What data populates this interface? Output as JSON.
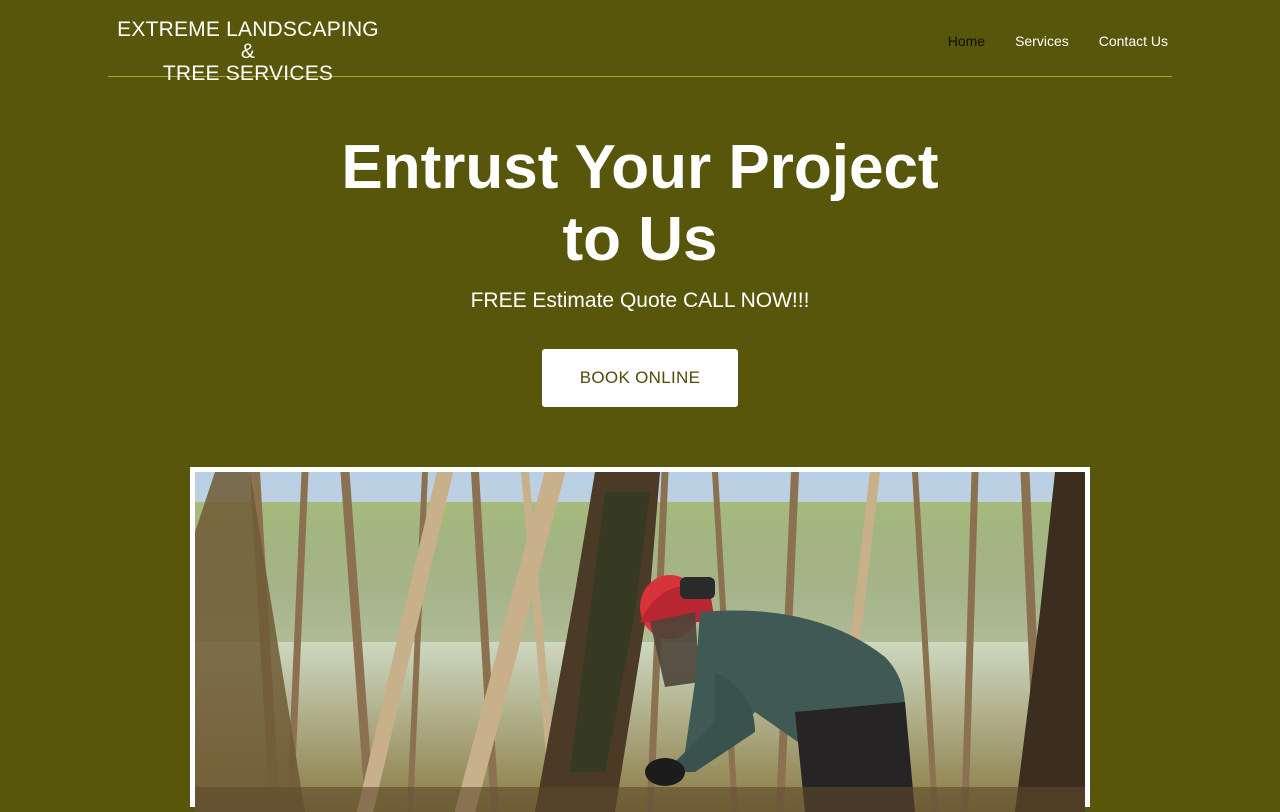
{
  "header": {
    "logo_line1": "EXTREME LANDSCAPING &",
    "logo_line2": "TREE SERVICES",
    "nav": [
      {
        "label": "Home"
      },
      {
        "label": "Services"
      },
      {
        "label": "Contact Us"
      }
    ],
    "active_nav": "Home"
  },
  "hero": {
    "title_line1": "Entrust Your Project",
    "title_line2": "to Us",
    "subtitle": "FREE Estimate Quote CALL NOW!!!",
    "cta_label": "BOOK ONLINE"
  },
  "colors": {
    "background": "#57560a",
    "button_text": "#4d4c08",
    "active_nav": "#101000"
  }
}
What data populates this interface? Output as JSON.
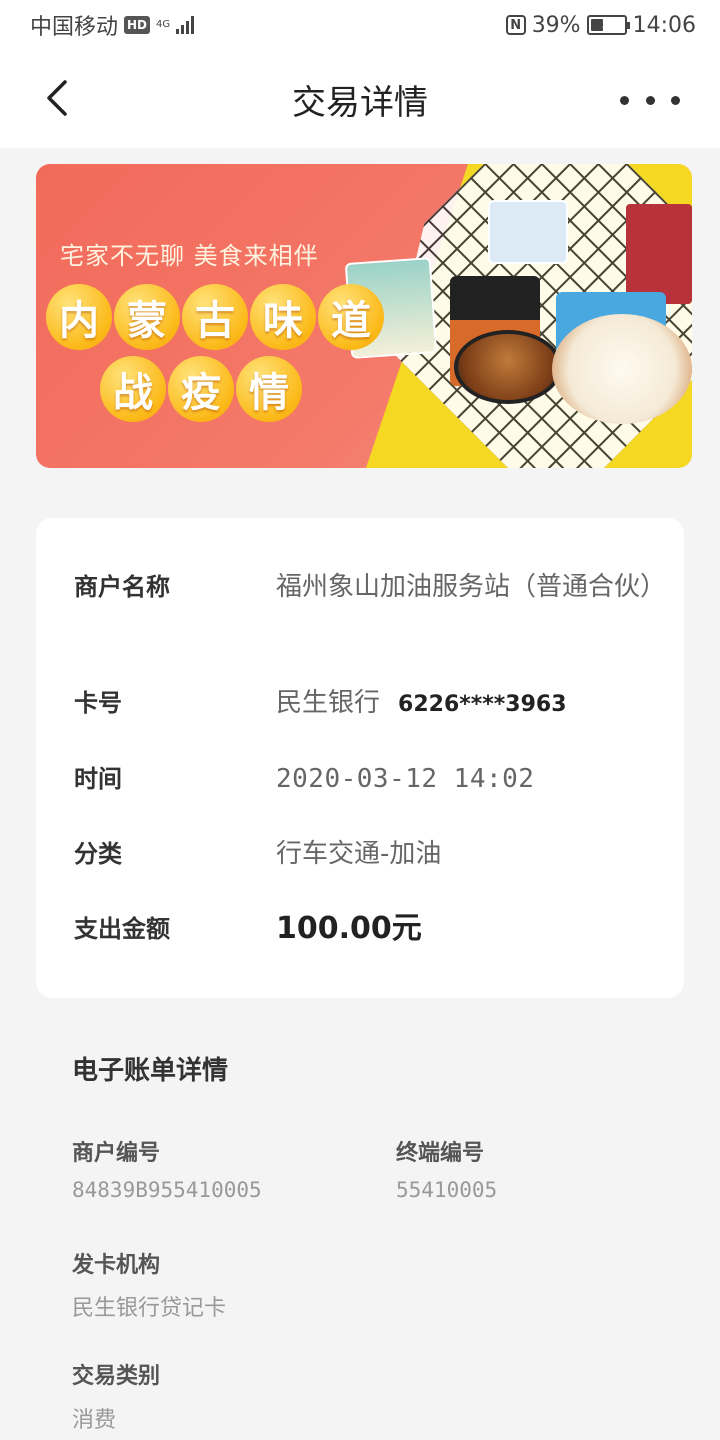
{
  "status_bar": {
    "carrier": "中国移动",
    "hd": "HD",
    "network": "4G",
    "nfc": "N",
    "battery": "39%",
    "battery_level": 0.39,
    "time": "14:06"
  },
  "nav": {
    "title": "交易详情"
  },
  "banner": {
    "slogan": "宅家不无聊 美食来相伴",
    "line1": [
      "内",
      "蒙",
      "古",
      "味",
      "道"
    ],
    "line2": [
      "战",
      "疫",
      "情"
    ]
  },
  "transaction": {
    "merchant_label": "商户名称",
    "merchant_value": "福州象山加油服务站（普通合伙）",
    "card_label": "卡号",
    "card_bank": "民生银行",
    "card_number": "6226****3963",
    "time_label": "时间",
    "time_value": "2020-03-12 14:02",
    "category_label": "分类",
    "category_value": "行车交通-加油",
    "amount_label": "支出金额",
    "amount_value": "100.00元"
  },
  "bill": {
    "title": "电子账单详情",
    "merchant_no_label": "商户编号",
    "merchant_no_value": "84839B955410005",
    "terminal_no_label": "终端编号",
    "terminal_no_value": "55410005",
    "issuer_label": "发卡机构",
    "issuer_value": "民生银行贷记卡",
    "type_label": "交易类别",
    "type_value": "消费"
  }
}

→ **Exercise**: Give every record back exactly as it reads, with no images.

→ **Worked answer**:
What data populates this interface? Output as JSON.
{
  "header": {
    "logo_line1": "EXTREME LANDSCAPING &",
    "logo_line2": "TREE SERVICES",
    "nav": [
      {
        "label": "Home"
      },
      {
        "label": "Services"
      },
      {
        "label": "Contact Us"
      }
    ],
    "active_nav": "Home"
  },
  "hero": {
    "title_line1": "Entrust Your Project",
    "title_line2": "to Us",
    "subtitle": "FREE Estimate Quote CALL NOW!!!",
    "cta_label": "BOOK ONLINE"
  },
  "colors": {
    "background": "#57560a",
    "button_text": "#4d4c08",
    "active_nav": "#101000"
  }
}
What data populates this interface? Output as JSON.
{
  "status_bar": {
    "carrier": "中国移动",
    "hd": "HD",
    "network": "4G",
    "nfc": "N",
    "battery": "39%",
    "battery_level": 0.39,
    "time": "14:06"
  },
  "nav": {
    "title": "交易详情"
  },
  "banner": {
    "slogan": "宅家不无聊 美食来相伴",
    "line1": [
      "内",
      "蒙",
      "古",
      "味",
      "道"
    ],
    "line2": [
      "战",
      "疫",
      "情"
    ]
  },
  "transaction": {
    "merchant_label": "商户名称",
    "merchant_value": "福州象山加油服务站（普通合伙）",
    "card_label": "卡号",
    "card_bank": "民生银行",
    "card_number": "6226****3963",
    "time_label": "时间",
    "time_value": "2020-03-12 14:02",
    "category_label": "分类",
    "category_value": "行车交通-加油",
    "amount_label": "支出金额",
    "amount_value": "100.00元"
  },
  "bill": {
    "title": "电子账单详情",
    "merchant_no_label": "商户编号",
    "merchant_no_value": "84839B955410005",
    "terminal_no_label": "终端编号",
    "terminal_no_value": "55410005",
    "issuer_label": "发卡机构",
    "issuer_value": "民生银行贷记卡",
    "type_label": "交易类别",
    "type_value": "消费"
  }
}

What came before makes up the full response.